» What to produce
Exactly reproduce the entries, dropping any pictures from your copy.

» Data for the task
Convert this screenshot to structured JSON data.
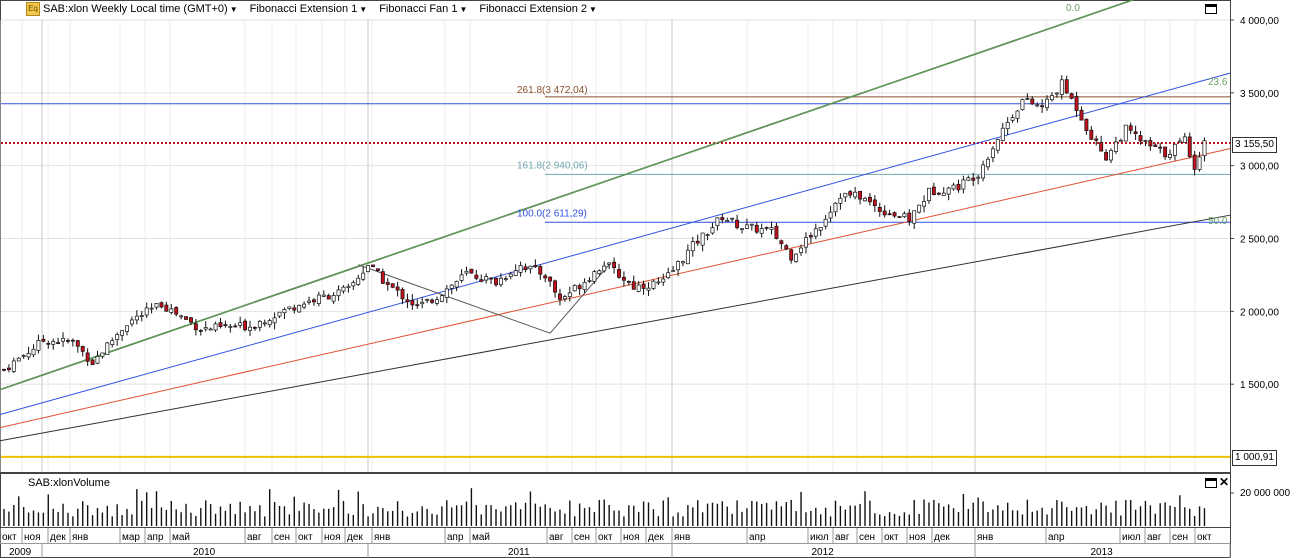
{
  "toolbar": {
    "symbol": "SAB:xlon Weekly Local time (GMT+0)",
    "items": [
      "Fibonacci Extension 1",
      "Fibonacci Fan 1",
      "Fibonacci Extension 2"
    ]
  },
  "volume_title": "SAB:xlonVolume",
  "price_boxes": {
    "last": "3 155,50",
    "low": "1 000,91"
  },
  "colors": {
    "candle_up": "#ffffff",
    "candle_down": "#c0101c",
    "last_price_line": "#c0101c",
    "low_line": "#f0c000",
    "fan_green": "#6aa062",
    "fan_blue": "#3050e0",
    "fan_red": "#e05030",
    "fan_black": "#303030",
    "trend_dark_green": "#2f6a2a",
    "ext_brown": "#8a5030",
    "ext_teal": "#70a8b0"
  },
  "chart_data": {
    "type": "candlestick",
    "period": "weekly",
    "y_ticks": [
      "4 000,00",
      "3 500,00",
      "3 000,00",
      "2 500,00",
      "2 000,00",
      "1 500,00"
    ],
    "y_tick_values": [
      4000,
      3500,
      3000,
      2500,
      2000,
      1500
    ],
    "ylim": [
      980,
      4150
    ],
    "month_labels": [
      "окт",
      "ноя",
      "дек",
      "янв",
      "мар",
      "апр",
      "май",
      "авг",
      "сен",
      "окт",
      "ноя",
      "дек",
      "янв",
      "апр",
      "май",
      "авг",
      "сен",
      "окт",
      "ноя",
      "дек",
      "янв",
      "апр",
      "июл",
      "авг",
      "сен",
      "окт",
      "ноя",
      "дек",
      "янв",
      "апр",
      "июл",
      "авг",
      "сен",
      "окт"
    ],
    "year_labels": [
      "2009",
      "2010",
      "2011",
      "2012",
      "2013"
    ],
    "last_price": 3155.5,
    "low_level": 1000.91,
    "fib_levels": [
      {
        "label": "261.8",
        "value": "3 472,04"
      },
      {
        "label": "161.8",
        "value": "2 940,06"
      },
      {
        "label": "100.0",
        "value": "2 611,29"
      }
    ],
    "fan_labels": [
      "0.0",
      "23.6",
      "50.0"
    ],
    "close_anchors": [
      {
        "w": 0,
        "c": 1600
      },
      {
        "w": 8,
        "c": 1800
      },
      {
        "w": 14,
        "c": 1790
      },
      {
        "w": 18,
        "c": 1650
      },
      {
        "w": 25,
        "c": 1920
      },
      {
        "w": 32,
        "c": 2050
      },
      {
        "w": 40,
        "c": 1880
      },
      {
        "w": 50,
        "c": 1900
      },
      {
        "w": 60,
        "c": 2050
      },
      {
        "w": 70,
        "c": 2150
      },
      {
        "w": 74,
        "c": 2320
      },
      {
        "w": 78,
        "c": 2180
      },
      {
        "w": 84,
        "c": 2030
      },
      {
        "w": 88,
        "c": 2100
      },
      {
        "w": 94,
        "c": 2260
      },
      {
        "w": 100,
        "c": 2200
      },
      {
        "w": 105,
        "c": 2320
      },
      {
        "w": 110,
        "c": 2250
      },
      {
        "w": 113,
        "c": 2080
      },
      {
        "w": 118,
        "c": 2210
      },
      {
        "w": 122,
        "c": 2330
      },
      {
        "w": 128,
        "c": 2170
      },
      {
        "w": 134,
        "c": 2200
      },
      {
        "w": 140,
        "c": 2450
      },
      {
        "w": 146,
        "c": 2650
      },
      {
        "w": 150,
        "c": 2580
      },
      {
        "w": 156,
        "c": 2550
      },
      {
        "w": 160,
        "c": 2380
      },
      {
        "w": 166,
        "c": 2600
      },
      {
        "w": 170,
        "c": 2800
      },
      {
        "w": 174,
        "c": 2790
      },
      {
        "w": 178,
        "c": 2700
      },
      {
        "w": 184,
        "c": 2630
      },
      {
        "w": 188,
        "c": 2820
      },
      {
        "w": 194,
        "c": 2860
      },
      {
        "w": 198,
        "c": 2950
      },
      {
        "w": 203,
        "c": 3250
      },
      {
        "w": 207,
        "c": 3450
      },
      {
        "w": 211,
        "c": 3400
      },
      {
        "w": 215,
        "c": 3560
      },
      {
        "w": 218,
        "c": 3400
      },
      {
        "w": 221,
        "c": 3200
      },
      {
        "w": 224,
        "c": 3060
      },
      {
        "w": 228,
        "c": 3250
      },
      {
        "w": 232,
        "c": 3150
      },
      {
        "w": 236,
        "c": 3080
      },
      {
        "w": 240,
        "c": 3180
      },
      {
        "w": 242,
        "c": 3000
      },
      {
        "w": 244,
        "c": 3155.5
      }
    ]
  }
}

» Task answer
Convert this screenshot to structured JSON data.
{
  "toolbar": {
    "symbol": "SAB:xlon Weekly Local time (GMT+0)",
    "items": [
      "Fibonacci Extension 1",
      "Fibonacci Fan 1",
      "Fibonacci Extension 2"
    ]
  },
  "volume_title": "SAB:xlonVolume",
  "price_boxes": {
    "last": "3 155,50",
    "low": "1 000,91"
  },
  "colors": {
    "candle_up": "#ffffff",
    "candle_down": "#c0101c",
    "last_price_line": "#c0101c",
    "low_line": "#f0c000",
    "fan_green": "#6aa062",
    "fan_blue": "#3050e0",
    "fan_red": "#e05030",
    "fan_black": "#303030",
    "trend_dark_green": "#2f6a2a",
    "ext_brown": "#8a5030",
    "ext_teal": "#70a8b0"
  },
  "chart_data": {
    "type": "candlestick",
    "period": "weekly",
    "y_ticks": [
      "4 000,00",
      "3 500,00",
      "3 000,00",
      "2 500,00",
      "2 000,00",
      "1 500,00"
    ],
    "y_tick_values": [
      4000,
      3500,
      3000,
      2500,
      2000,
      1500
    ],
    "ylim": [
      980,
      4150
    ],
    "month_labels": [
      "окт",
      "ноя",
      "дек",
      "янв",
      "мар",
      "апр",
      "май",
      "авг",
      "сен",
      "окт",
      "ноя",
      "дек",
      "янв",
      "апр",
      "май",
      "авг",
      "сен",
      "окт",
      "ноя",
      "дек",
      "янв",
      "апр",
      "июл",
      "авг",
      "сен",
      "окт",
      "ноя",
      "дек",
      "янв",
      "апр",
      "июл",
      "авг",
      "сен",
      "окт"
    ],
    "year_labels": [
      "2009",
      "2010",
      "2011",
      "2012",
      "2013"
    ],
    "last_price": 3155.5,
    "low_level": 1000.91,
    "fib_levels": [
      {
        "label": "261.8",
        "value": "3 472,04"
      },
      {
        "label": "161.8",
        "value": "2 940,06"
      },
      {
        "label": "100.0",
        "value": "2 611,29"
      }
    ],
    "fan_labels": [
      "0.0",
      "23.6",
      "50.0"
    ],
    "close_anchors": [
      {
        "w": 0,
        "c": 1600
      },
      {
        "w": 8,
        "c": 1800
      },
      {
        "w": 14,
        "c": 1790
      },
      {
        "w": 18,
        "c": 1650
      },
      {
        "w": 25,
        "c": 1920
      },
      {
        "w": 32,
        "c": 2050
      },
      {
        "w": 40,
        "c": 1880
      },
      {
        "w": 50,
        "c": 1900
      },
      {
        "w": 60,
        "c": 2050
      },
      {
        "w": 70,
        "c": 2150
      },
      {
        "w": 74,
        "c": 2320
      },
      {
        "w": 78,
        "c": 2180
      },
      {
        "w": 84,
        "c": 2030
      },
      {
        "w": 88,
        "c": 2100
      },
      {
        "w": 94,
        "c": 2260
      },
      {
        "w": 100,
        "c": 2200
      },
      {
        "w": 105,
        "c": 2320
      },
      {
        "w": 110,
        "c": 2250
      },
      {
        "w": 113,
        "c": 2080
      },
      {
        "w": 118,
        "c": 2210
      },
      {
        "w": 122,
        "c": 2330
      },
      {
        "w": 128,
        "c": 2170
      },
      {
        "w": 134,
        "c": 2200
      },
      {
        "w": 140,
        "c": 2450
      },
      {
        "w": 146,
        "c": 2650
      },
      {
        "w": 150,
        "c": 2580
      },
      {
        "w": 156,
        "c": 2550
      },
      {
        "w": 160,
        "c": 2380
      },
      {
        "w": 166,
        "c": 2600
      },
      {
        "w": 170,
        "c": 2800
      },
      {
        "w": 174,
        "c": 2790
      },
      {
        "w": 178,
        "c": 2700
      },
      {
        "w": 184,
        "c": 2630
      },
      {
        "w": 188,
        "c": 2820
      },
      {
        "w": 194,
        "c": 2860
      },
      {
        "w": 198,
        "c": 2950
      },
      {
        "w": 203,
        "c": 3250
      },
      {
        "w": 207,
        "c": 3450
      },
      {
        "w": 211,
        "c": 3400
      },
      {
        "w": 215,
        "c": 3560
      },
      {
        "w": 218,
        "c": 3400
      },
      {
        "w": 221,
        "c": 3200
      },
      {
        "w": 224,
        "c": 3060
      },
      {
        "w": 228,
        "c": 3250
      },
      {
        "w": 232,
        "c": 3150
      },
      {
        "w": 236,
        "c": 3080
      },
      {
        "w": 240,
        "c": 3180
      },
      {
        "w": 242,
        "c": 3000
      },
      {
        "w": 244,
        "c": 3155.5
      }
    ]
  }
}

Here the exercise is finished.